Passage:
****
Plaintiff S120 of 2015 v Minister for Immigration and Border Protection & Anor; Plaintiff S121 of 2015 v Minister for Immigration and Border Protection
[2015] HCATrans 283
[2015] HCATrans 283
IN THE HIGH COURT OF AUSTRALIA
Office of the Registry
Sydney No S120 of 2015
B e t w e e n -
PLAINTIFF S120 OF 2015
Plaintiff
and
MINISTER FOR IMMIGRATION AND BORDER PROTECTION
First Defendant
AUDREY FERNANDES, IMA PROTECTION NSW, DEPARTMENT OF IMMIGRATION AND BORDER PROTECTION
Second Defendant
Office of the Registry
Sydney No S121 of 2015
B e t w e e n -
PLAINTIFF S121 OF 2015
Plaintiff
and
MINISTER FOR IMMIGRATION AND BORDER PROTECTION
First Defendant
JAMES MACGIBBON, IMA PROTECTION NSW, DEPARTMENT OF IMMIGRATION AND BORDER PROTECTION
Second Defendant
Applications for order to show cause
GAGELER J
TRANSCRIPT OF PROCEEDINGS
AT SYDNEY ON THURSDAY, 29 OCTOBER 2015, AT 9.54 AM
Copyright in the High Court of Australia
____________________
MR S.E.J. PRINCE: Your Honour, I appear with my learned friend, MR P.W. BODISCO, in both matters. (instructed by Michaela Byers, Solicitor)
MR S.P. DONAGHUE, QC: Your Honours, I appear with MS J.E. DAVIDSON in both matters for the defendants. (instructed by Australian Government Solicitor)
HIS HONOUR: Mr Prince.
MR PRINCE: As I understand it, the question in this matter is whether to remit or to state a case.
HIS HONOUR: There may be a third option.
****
Labeled region entries
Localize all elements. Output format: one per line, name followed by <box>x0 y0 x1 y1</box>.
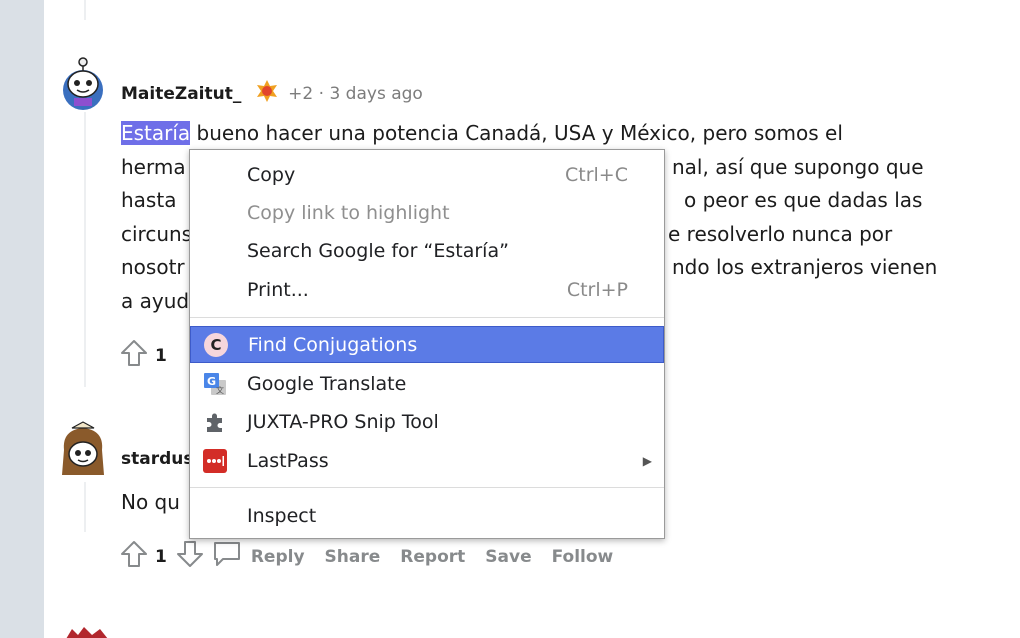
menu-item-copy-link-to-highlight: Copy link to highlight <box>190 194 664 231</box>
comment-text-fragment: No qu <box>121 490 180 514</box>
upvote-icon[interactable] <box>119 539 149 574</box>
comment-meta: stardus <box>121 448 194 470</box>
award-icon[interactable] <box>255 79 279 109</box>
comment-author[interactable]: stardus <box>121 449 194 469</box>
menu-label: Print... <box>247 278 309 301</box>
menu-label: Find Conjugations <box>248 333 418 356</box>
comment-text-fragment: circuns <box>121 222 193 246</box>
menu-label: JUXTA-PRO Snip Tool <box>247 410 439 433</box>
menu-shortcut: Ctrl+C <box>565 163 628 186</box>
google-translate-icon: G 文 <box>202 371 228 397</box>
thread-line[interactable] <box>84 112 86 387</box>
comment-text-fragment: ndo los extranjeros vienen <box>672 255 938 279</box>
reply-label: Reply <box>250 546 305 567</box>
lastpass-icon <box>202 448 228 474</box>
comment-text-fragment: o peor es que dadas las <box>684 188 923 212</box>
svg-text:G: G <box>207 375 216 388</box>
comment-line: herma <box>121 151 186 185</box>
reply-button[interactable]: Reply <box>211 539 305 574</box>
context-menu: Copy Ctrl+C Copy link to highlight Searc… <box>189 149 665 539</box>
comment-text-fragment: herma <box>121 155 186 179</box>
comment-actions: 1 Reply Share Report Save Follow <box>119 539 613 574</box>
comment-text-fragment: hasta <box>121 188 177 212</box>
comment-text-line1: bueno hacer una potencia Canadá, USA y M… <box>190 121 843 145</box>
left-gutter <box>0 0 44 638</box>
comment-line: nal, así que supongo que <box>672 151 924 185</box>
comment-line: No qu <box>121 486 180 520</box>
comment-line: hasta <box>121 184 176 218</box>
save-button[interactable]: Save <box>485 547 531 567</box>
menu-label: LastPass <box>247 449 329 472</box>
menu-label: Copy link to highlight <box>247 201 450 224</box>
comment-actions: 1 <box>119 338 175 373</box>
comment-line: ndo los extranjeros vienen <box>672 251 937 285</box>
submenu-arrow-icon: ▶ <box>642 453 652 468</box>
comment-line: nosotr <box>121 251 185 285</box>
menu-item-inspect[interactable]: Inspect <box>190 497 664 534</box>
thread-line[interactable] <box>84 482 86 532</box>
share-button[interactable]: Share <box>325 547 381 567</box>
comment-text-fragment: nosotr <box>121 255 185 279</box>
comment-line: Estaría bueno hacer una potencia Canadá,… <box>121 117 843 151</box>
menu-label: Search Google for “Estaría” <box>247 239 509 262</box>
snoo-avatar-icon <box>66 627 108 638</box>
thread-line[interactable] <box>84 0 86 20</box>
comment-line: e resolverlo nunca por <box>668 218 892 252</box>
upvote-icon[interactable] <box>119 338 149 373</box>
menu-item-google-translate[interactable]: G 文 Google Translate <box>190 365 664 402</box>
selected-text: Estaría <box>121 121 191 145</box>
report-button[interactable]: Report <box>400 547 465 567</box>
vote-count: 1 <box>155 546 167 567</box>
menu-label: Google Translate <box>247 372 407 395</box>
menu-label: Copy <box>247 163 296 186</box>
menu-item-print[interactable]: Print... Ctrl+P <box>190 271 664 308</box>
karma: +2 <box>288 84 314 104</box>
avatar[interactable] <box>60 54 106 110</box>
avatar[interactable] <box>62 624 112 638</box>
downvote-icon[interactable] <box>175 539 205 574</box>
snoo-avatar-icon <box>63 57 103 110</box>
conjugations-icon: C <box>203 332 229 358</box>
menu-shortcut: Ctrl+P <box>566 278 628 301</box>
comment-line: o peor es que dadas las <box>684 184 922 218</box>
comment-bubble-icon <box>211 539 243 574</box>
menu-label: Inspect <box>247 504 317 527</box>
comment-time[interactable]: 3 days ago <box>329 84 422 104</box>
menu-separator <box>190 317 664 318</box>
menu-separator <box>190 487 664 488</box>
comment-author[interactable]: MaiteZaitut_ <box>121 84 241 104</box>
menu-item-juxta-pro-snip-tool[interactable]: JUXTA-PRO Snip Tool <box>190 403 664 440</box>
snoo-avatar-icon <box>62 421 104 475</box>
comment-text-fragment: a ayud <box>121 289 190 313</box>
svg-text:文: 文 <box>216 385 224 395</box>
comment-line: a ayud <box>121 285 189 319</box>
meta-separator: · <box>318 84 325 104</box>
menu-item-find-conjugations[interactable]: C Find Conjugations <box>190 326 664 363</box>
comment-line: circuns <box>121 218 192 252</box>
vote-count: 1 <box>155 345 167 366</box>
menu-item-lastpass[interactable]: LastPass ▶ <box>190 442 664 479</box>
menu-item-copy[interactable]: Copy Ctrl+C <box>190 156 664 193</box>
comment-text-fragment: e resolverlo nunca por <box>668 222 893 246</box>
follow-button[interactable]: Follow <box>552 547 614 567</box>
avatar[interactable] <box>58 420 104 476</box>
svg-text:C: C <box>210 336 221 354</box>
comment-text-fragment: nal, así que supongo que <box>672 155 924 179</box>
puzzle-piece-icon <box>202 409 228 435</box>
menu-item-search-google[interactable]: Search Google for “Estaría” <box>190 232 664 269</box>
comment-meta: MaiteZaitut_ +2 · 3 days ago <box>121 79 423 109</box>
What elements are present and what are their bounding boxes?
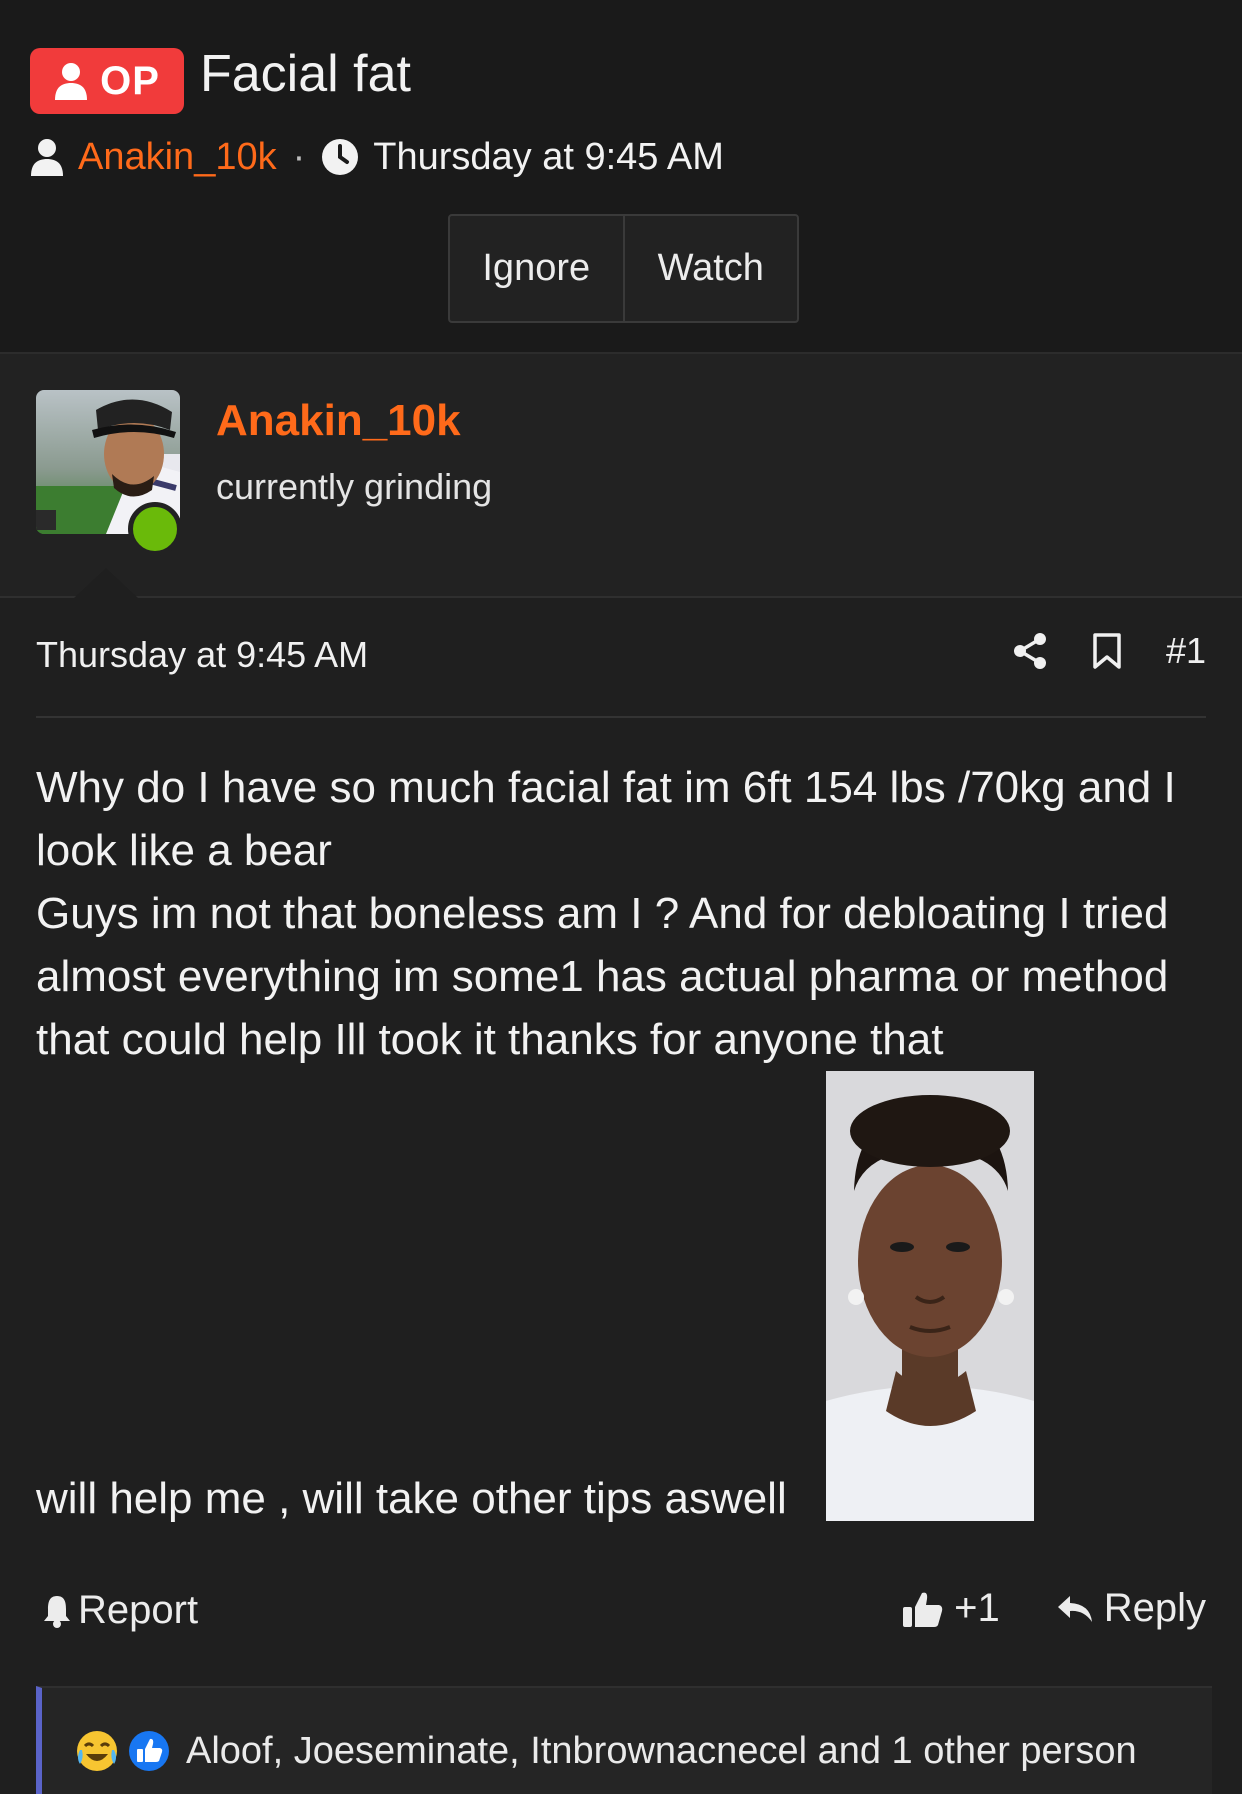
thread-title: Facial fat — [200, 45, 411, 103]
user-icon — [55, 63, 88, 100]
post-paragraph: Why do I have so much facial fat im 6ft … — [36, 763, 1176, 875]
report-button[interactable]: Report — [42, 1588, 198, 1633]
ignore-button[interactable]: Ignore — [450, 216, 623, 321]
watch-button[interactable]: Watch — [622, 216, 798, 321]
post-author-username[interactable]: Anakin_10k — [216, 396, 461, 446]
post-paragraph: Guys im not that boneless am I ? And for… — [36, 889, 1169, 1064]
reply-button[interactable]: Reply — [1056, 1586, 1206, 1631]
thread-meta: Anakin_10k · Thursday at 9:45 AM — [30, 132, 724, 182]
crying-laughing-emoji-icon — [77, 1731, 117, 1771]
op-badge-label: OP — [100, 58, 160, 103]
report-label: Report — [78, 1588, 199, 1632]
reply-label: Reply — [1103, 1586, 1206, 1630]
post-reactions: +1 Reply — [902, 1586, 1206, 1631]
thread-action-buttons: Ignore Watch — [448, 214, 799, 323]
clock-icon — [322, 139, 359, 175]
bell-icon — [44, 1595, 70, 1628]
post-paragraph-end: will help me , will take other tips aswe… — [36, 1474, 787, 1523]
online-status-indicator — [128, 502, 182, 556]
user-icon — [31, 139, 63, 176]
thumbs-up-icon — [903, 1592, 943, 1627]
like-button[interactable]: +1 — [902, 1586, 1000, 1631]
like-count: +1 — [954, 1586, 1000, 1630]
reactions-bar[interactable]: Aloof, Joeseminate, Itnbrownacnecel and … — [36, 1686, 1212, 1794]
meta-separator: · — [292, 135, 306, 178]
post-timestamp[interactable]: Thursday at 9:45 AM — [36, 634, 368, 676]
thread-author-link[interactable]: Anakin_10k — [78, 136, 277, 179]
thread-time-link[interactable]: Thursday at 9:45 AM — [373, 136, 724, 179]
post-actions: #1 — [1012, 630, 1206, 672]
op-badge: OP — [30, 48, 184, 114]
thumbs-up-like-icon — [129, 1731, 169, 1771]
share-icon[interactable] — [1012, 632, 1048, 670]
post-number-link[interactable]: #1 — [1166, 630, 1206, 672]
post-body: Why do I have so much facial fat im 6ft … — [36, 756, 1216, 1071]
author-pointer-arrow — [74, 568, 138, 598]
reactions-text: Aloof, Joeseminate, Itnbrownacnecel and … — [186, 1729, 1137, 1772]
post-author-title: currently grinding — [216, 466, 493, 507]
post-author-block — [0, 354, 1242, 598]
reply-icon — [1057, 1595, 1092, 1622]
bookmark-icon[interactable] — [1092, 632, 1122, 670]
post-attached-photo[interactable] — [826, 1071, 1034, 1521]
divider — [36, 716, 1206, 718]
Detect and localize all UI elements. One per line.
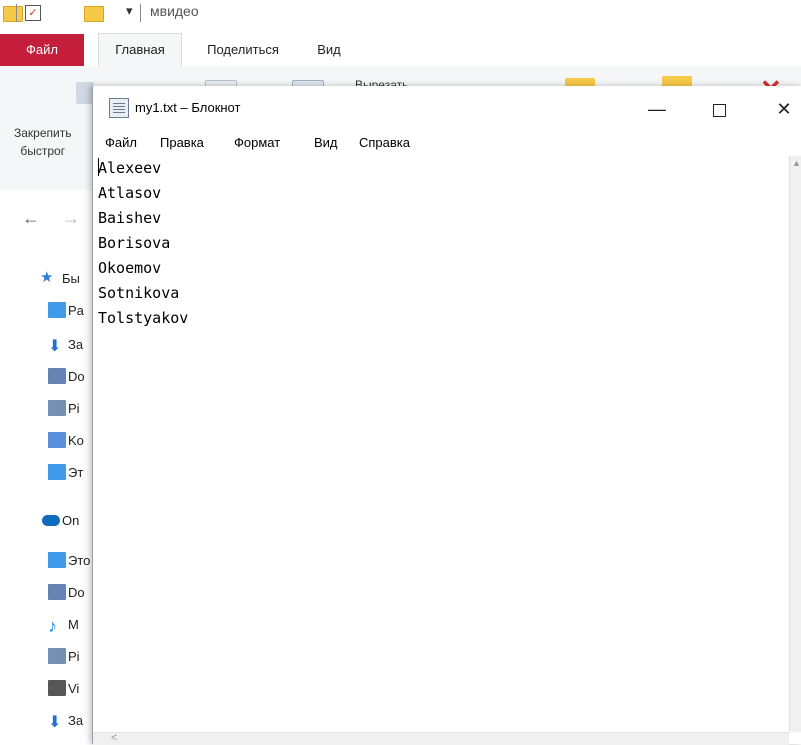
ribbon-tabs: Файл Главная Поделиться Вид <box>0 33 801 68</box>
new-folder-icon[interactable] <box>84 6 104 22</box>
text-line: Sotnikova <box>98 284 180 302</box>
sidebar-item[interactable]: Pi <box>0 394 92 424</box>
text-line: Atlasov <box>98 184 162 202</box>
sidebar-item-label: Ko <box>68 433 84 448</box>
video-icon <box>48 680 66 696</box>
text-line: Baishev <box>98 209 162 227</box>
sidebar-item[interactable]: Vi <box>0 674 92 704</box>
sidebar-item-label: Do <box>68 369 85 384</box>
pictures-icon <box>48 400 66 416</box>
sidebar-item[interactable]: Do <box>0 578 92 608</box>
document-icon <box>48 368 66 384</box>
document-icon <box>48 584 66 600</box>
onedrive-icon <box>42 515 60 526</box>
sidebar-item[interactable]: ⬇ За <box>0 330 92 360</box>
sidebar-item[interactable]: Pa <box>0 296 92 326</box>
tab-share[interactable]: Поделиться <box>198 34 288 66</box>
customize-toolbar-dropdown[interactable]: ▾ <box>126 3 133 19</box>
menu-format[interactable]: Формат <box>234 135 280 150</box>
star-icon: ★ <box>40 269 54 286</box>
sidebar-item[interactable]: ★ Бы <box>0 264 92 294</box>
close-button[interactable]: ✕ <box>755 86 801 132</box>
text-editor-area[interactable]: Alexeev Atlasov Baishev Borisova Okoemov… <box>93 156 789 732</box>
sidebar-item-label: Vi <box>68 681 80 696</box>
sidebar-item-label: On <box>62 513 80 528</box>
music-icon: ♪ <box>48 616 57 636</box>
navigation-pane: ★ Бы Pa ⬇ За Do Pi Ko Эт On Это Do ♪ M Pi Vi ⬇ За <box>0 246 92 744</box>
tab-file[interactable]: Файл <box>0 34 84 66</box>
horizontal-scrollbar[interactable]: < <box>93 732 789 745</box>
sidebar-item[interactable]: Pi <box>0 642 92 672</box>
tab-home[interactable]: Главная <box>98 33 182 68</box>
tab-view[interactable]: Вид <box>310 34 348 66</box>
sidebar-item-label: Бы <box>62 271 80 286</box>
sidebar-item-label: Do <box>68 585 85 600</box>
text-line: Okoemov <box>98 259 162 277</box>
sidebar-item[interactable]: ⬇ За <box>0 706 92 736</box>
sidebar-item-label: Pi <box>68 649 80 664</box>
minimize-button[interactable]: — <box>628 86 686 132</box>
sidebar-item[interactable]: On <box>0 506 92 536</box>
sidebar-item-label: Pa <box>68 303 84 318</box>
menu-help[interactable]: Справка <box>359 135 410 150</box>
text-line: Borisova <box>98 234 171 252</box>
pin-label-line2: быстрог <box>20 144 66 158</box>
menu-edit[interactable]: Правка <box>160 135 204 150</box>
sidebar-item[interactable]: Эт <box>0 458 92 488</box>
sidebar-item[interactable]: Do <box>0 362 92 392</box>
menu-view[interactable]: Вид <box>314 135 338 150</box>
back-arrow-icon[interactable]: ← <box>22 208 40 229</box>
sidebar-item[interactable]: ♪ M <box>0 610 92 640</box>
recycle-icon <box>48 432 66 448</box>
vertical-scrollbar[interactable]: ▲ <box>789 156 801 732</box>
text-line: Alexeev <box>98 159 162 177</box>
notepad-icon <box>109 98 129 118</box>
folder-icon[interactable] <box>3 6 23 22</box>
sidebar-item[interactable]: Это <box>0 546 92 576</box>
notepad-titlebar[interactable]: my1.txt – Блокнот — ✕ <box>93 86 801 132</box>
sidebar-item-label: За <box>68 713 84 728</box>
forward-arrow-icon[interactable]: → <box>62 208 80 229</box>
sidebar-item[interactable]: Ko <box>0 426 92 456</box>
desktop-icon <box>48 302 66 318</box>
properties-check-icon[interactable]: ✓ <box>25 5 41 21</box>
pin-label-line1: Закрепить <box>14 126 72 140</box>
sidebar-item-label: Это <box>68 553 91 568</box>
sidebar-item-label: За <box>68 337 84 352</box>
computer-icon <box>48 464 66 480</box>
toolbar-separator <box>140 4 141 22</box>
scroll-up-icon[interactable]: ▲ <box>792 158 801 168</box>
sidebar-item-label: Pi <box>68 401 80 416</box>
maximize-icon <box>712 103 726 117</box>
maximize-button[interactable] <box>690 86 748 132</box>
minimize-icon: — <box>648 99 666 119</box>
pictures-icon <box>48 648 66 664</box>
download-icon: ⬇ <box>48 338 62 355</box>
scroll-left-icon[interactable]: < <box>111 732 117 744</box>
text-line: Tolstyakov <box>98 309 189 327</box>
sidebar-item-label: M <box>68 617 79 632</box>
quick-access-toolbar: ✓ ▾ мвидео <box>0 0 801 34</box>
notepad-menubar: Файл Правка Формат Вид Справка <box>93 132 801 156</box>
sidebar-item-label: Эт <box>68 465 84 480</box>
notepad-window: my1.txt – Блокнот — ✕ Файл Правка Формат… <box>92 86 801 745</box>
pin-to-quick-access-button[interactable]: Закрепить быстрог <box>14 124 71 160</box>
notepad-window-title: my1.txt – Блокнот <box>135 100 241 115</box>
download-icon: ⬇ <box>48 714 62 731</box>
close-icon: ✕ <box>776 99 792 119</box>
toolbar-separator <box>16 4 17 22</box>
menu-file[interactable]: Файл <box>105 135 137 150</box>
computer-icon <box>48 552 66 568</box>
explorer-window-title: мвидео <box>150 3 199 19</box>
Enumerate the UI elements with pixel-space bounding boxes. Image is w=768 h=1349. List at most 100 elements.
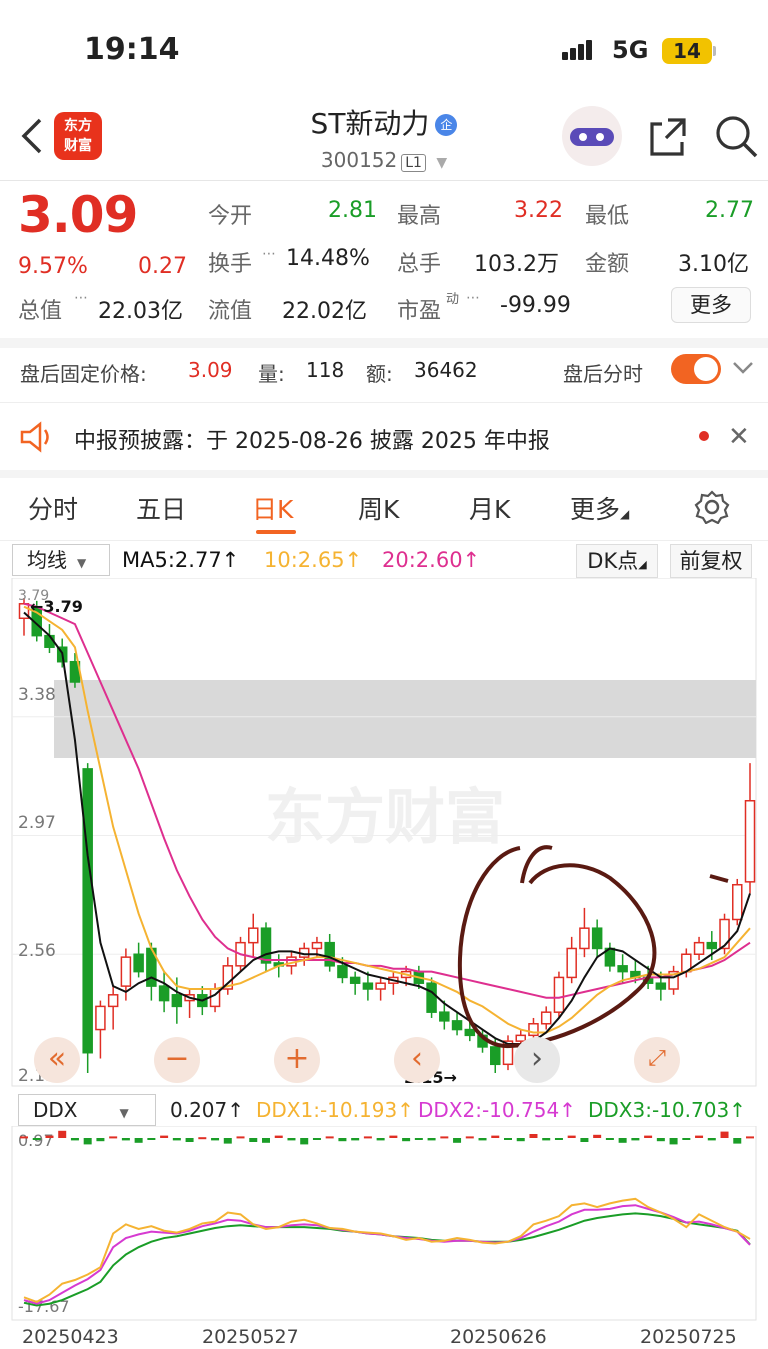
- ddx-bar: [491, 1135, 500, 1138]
****
Required tasks:
• A. On what date and at what time did the proceedings in the transcript take place?
• B. Continue the court transcript after its last line.
The items are not needed for either task.

Answers:
• A. Thursday, 29 October 2015, at 9.54 am.

• B.
MR PRINCE: There may be a third option, with which I am now acutely familiar. We would say that it should be remitted to the Federal Circuit Court for these reasons. First of all, it was originally filed in this Court because at the time that it was filed, the Federal Circuit Court were routinely dismissing these cases involving the issue about privacy breach and that routine seems to have stopped since the decision of the Full Court of the Federal Court in SZSSJ.
HIS HONOUR: Yes.
MR PRINCE: So there is no longer any utility in these proceedings being before this Court. Secondly, to the extent that my friends urge the Court to state a case in this matter, to do so would really have the effect of circumventing the requirement for special leave in SZSSJ and that threshold should not be obviated and it is not in my clients’ interests for that threshold to be obviated. They want the benefit of SZSSJ in the Federal Circuit Court, to which they are currently entitled.
HIS HONOUR: Is there any urgency in the proceedings from your clients’ perspective?
MR PRINCE: No.
HIS HONOUR: If these proceedings were to be stood over until after the special leave application in SZSSJ, would your client be prejudiced?
MR PRINCE: No.
HIS HONOUR: You are speaking for the clients in each of the two proceedings?
MR PRINCE: That is right, yes.
HIS HONOUR: Very well. I might hear from Mr Donaghue.
MR PRINCE: Thank you, your Honour.
HIS HONOUR: You are wanting quite a lot from these proceedings, Mr Donaghue.
MR DONAGHUE: Yes, your Honour. The main issue, as we see it, is this. Does your Honour have a copy of SZSSJ with you?
HIS HONOUR: I have a copy; I have not studied it.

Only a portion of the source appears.